-- GOAL --
Copy each line where the word "with" occurs.

-- TASK MATERIAL --
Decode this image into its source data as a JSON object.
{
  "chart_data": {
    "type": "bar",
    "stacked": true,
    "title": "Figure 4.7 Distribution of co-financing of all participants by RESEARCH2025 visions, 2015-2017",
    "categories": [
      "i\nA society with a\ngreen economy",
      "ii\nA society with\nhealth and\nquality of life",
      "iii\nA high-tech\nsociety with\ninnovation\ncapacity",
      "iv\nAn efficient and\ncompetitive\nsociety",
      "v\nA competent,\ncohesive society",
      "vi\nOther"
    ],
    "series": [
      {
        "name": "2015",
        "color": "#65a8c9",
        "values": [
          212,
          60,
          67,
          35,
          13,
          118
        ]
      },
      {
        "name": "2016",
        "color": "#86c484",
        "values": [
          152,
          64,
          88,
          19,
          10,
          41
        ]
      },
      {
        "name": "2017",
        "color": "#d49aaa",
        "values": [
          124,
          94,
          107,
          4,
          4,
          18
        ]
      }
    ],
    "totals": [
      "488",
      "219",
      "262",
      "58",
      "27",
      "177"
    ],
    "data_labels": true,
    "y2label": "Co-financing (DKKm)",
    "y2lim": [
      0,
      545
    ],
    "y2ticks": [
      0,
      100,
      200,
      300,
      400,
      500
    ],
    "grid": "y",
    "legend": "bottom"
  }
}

-- RESPONSE TO THIS TASK --
      "i\nA society with a\ngreen economy",
      "ii\nA society with\nhealth and\nquality of life",
      "iii\nA high-tech\nsociety with\ninnovation\ncapacity",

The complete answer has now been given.